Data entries
- - -

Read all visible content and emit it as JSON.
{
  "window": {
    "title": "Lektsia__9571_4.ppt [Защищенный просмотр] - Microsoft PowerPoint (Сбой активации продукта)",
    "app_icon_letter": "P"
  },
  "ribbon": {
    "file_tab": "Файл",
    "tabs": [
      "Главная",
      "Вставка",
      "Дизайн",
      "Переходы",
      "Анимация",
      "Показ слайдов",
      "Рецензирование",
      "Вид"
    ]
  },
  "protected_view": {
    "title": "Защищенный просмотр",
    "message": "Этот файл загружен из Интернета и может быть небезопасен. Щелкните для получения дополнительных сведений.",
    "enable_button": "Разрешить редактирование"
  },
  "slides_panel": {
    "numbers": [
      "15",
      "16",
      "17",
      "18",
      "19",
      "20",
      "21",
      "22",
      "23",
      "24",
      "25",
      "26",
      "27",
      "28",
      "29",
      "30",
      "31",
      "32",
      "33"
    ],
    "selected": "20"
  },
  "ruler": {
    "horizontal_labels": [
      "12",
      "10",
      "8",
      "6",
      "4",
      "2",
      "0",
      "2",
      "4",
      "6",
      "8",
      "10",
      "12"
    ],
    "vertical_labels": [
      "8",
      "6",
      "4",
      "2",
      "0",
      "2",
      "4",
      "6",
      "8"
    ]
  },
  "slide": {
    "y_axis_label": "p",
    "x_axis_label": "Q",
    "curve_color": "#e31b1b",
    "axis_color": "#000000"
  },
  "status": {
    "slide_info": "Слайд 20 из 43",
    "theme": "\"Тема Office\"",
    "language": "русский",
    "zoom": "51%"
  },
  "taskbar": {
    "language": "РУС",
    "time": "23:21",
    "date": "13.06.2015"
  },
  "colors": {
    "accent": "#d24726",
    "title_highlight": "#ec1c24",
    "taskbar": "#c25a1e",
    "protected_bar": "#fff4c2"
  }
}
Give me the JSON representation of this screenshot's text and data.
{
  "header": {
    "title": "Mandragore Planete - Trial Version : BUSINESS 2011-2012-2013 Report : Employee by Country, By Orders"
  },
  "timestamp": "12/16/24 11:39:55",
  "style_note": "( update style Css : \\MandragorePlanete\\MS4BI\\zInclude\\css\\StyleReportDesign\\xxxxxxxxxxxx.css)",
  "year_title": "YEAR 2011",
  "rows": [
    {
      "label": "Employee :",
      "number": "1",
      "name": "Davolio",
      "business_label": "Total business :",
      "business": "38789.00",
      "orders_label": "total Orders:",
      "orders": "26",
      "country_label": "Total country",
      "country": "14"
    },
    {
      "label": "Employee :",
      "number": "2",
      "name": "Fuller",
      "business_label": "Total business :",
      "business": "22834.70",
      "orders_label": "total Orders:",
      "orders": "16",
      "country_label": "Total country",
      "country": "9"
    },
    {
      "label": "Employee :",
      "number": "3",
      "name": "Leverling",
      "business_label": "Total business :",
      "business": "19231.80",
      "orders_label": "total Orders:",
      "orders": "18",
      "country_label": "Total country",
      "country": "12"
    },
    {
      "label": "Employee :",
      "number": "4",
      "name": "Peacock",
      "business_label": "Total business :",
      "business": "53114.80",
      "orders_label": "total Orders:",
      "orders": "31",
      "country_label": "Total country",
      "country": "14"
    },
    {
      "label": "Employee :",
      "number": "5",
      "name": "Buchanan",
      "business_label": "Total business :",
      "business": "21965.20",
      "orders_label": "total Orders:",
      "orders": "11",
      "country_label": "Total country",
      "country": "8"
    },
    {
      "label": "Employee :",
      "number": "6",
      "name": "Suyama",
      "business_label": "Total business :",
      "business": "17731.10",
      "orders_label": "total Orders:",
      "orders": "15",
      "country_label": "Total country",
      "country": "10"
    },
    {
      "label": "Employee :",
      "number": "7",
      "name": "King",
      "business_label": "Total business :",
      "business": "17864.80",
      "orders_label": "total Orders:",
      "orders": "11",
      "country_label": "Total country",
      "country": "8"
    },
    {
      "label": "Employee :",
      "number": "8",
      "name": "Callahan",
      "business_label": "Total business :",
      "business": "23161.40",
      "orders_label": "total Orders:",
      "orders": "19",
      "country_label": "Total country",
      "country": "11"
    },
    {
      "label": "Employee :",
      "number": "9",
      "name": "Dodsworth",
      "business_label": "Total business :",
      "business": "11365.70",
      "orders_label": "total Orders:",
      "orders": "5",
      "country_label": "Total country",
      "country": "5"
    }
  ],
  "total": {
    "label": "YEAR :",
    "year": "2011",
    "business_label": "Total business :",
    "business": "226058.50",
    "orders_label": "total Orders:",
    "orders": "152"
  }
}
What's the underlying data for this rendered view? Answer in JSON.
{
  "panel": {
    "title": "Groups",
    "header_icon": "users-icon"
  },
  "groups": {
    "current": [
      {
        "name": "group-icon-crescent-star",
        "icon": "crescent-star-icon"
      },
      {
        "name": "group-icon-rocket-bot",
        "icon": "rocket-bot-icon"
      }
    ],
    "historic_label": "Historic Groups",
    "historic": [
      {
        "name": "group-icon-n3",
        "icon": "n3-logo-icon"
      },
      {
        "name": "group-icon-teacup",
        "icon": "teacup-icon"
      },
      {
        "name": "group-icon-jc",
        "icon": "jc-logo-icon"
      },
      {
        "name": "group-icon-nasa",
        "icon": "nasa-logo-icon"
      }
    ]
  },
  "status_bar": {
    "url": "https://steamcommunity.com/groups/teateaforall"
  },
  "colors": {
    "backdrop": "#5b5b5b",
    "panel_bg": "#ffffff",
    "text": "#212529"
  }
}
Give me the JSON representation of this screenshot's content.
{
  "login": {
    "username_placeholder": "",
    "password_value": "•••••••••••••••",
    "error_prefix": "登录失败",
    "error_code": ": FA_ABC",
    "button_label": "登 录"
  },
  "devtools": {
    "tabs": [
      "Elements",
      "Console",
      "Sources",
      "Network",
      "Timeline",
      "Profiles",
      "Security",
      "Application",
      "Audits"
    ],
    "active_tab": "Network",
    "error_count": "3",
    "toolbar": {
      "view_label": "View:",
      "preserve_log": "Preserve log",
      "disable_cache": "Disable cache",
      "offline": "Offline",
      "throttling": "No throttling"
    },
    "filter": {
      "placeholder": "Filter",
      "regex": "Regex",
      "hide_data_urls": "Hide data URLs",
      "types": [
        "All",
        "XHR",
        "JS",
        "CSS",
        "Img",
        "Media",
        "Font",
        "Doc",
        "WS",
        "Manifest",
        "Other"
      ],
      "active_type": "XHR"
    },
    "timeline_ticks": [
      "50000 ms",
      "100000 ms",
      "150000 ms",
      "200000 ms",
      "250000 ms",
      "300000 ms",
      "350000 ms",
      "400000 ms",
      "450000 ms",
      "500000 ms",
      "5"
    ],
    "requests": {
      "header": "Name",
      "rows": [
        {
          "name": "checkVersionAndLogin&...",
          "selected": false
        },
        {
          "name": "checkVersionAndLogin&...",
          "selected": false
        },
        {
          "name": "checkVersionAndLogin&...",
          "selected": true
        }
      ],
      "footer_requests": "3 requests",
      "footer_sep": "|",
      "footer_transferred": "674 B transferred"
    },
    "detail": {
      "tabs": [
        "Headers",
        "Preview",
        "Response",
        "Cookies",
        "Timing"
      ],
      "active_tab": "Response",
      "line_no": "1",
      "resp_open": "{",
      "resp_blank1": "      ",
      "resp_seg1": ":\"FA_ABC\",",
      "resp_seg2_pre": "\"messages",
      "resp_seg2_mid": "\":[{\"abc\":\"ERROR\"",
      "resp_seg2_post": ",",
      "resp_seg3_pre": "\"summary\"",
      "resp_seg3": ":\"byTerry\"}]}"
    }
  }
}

- - -

WORK TO COMPLETE:
Copy every line in the records above that contains the word "nasa".

SOLVED PROBLEM:
        "name": "group-icon-nasa",
        "icon": "nasa-logo-icon"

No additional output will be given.